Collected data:
— begin —

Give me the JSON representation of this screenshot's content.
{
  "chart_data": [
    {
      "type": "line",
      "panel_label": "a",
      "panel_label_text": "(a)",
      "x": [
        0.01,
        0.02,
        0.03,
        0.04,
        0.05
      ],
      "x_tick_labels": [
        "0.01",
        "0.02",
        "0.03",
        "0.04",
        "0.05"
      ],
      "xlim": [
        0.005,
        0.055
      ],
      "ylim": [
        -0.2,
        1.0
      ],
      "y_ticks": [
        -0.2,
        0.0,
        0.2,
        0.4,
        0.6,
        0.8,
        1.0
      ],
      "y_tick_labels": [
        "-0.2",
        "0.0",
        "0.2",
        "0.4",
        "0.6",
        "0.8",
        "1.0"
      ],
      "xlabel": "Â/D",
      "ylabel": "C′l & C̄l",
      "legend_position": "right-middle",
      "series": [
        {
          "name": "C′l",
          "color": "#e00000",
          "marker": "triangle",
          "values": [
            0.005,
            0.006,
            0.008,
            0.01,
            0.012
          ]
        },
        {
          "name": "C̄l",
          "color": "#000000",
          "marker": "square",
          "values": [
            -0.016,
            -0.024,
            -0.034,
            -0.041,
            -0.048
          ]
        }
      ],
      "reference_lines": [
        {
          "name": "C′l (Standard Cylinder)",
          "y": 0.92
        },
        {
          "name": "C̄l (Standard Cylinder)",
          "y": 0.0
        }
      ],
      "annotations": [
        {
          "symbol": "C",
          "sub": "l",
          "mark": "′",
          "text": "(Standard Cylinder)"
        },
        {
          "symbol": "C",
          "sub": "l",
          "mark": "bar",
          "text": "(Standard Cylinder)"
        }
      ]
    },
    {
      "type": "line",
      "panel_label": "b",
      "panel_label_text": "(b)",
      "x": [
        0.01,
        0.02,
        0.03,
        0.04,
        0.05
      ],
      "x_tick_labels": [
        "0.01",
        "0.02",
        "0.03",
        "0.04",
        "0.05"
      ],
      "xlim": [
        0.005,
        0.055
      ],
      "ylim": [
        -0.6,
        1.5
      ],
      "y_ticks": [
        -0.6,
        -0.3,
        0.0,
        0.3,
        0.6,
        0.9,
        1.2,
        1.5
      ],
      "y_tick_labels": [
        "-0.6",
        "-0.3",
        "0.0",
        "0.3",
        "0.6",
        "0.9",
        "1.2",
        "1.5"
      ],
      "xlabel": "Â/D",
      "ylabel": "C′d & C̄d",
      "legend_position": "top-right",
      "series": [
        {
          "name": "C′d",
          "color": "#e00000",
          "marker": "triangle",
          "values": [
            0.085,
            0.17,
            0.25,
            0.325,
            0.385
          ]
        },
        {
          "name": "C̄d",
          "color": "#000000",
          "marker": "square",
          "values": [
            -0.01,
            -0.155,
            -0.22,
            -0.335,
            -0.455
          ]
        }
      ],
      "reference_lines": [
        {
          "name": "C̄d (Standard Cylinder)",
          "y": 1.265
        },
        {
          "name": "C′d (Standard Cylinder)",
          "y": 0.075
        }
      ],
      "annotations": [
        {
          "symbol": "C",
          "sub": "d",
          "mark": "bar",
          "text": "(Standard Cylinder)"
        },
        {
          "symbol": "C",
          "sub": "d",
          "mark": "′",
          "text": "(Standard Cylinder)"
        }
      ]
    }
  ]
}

— end —

■ What to produce ■
Reproduce each entry word for word.

■ Result of this exercise ■
Give me the JSON representation of this screenshot's content.
{
  "chart_data": [
    {
      "type": "line",
      "panel_label": "a",
      "panel_label_text": "(a)",
      "x": [
        0.01,
        0.02,
        0.03,
        0.04,
        0.05
      ],
      "x_tick_labels": [
        "0.01",
        "0.02",
        "0.03",
        "0.04",
        "0.05"
      ],
      "xlim": [
        0.005,
        0.055
      ],
      "ylim": [
        -0.2,
        1.0
      ],
      "y_ticks": [
        -0.2,
        0.0,
        0.2,
        0.4,
        0.6,
        0.8,
        1.0
      ],
      "y_tick_labels": [
        "-0.2",
        "0.0",
        "0.2",
        "0.4",
        "0.6",
        "0.8",
        "1.0"
      ],
      "xlabel": "Â/D",
      "ylabel": "C′l & C̄l",
      "legend_position": "right-middle",
      "series": [
        {
          "name": "C′l",
          "color": "#e00000",
          "marker": "triangle",
          "values": [
            0.005,
            0.006,
            0.008,
            0.01,
            0.012
          ]
        },
        {
          "name": "C̄l",
          "color": "#000000",
          "marker": "square",
          "values": [
            -0.016,
            -0.024,
            -0.034,
            -0.041,
            -0.048
          ]
        }
      ],
      "reference_lines": [
        {
          "name": "C′l (Standard Cylinder)",
          "y": 0.92
        },
        {
          "name": "C̄l (Standard Cylinder)",
          "y": 0.0
        }
      ],
      "annotations": [
        {
          "symbol": "C",
          "sub": "l",
          "mark": "′",
          "text": "(Standard Cylinder)"
        },
        {
          "symbol": "C",
          "sub": "l",
          "mark": "bar",
          "text": "(Standard Cylinder)"
        }
      ]
    },
    {
      "type": "line",
      "panel_label": "b",
      "panel_label_text": "(b)",
      "x": [
        0.01,
        0.02,
        0.03,
        0.04,
        0.05
      ],
      "x_tick_labels": [
        "0.01",
        "0.02",
        "0.03",
        "0.04",
        "0.05"
      ],
      "xlim": [
        0.005,
        0.055
      ],
      "ylim": [
        -0.6,
        1.5
      ],
      "y_ticks": [
        -0.6,
        -0.3,
        0.0,
        0.3,
        0.6,
        0.9,
        1.2,
        1.5
      ],
      "y_tick_labels": [
        "-0.6",
        "-0.3",
        "0.0",
        "0.3",
        "0.6",
        "0.9",
        "1.2",
        "1.5"
      ],
      "xlabel": "Â/D",
      "ylabel": "C′d & C̄d",
      "legend_position": "top-right",
      "series": [
        {
          "name": "C′d",
          "color": "#e00000",
          "marker": "triangle",
          "values": [
            0.085,
            0.17,
            0.25,
            0.325,
            0.385
          ]
        },
        {
          "name": "C̄d",
          "color": "#000000",
          "marker": "square",
          "values": [
            -0.01,
            -0.155,
            -0.22,
            -0.335,
            -0.455
          ]
        }
      ],
      "reference_lines": [
        {
          "name": "C̄d (Standard Cylinder)",
          "y": 1.265
        },
        {
          "name": "C′d (Standard Cylinder)",
          "y": 0.075
        }
      ],
      "annotations": [
        {
          "symbol": "C",
          "sub": "d",
          "mark": "bar",
          "text": "(Standard Cylinder)"
        },
        {
          "symbol": "C",
          "sub": "d",
          "mark": "′",
          "text": "(Standard Cylinder)"
        }
      ]
    }
  ]
}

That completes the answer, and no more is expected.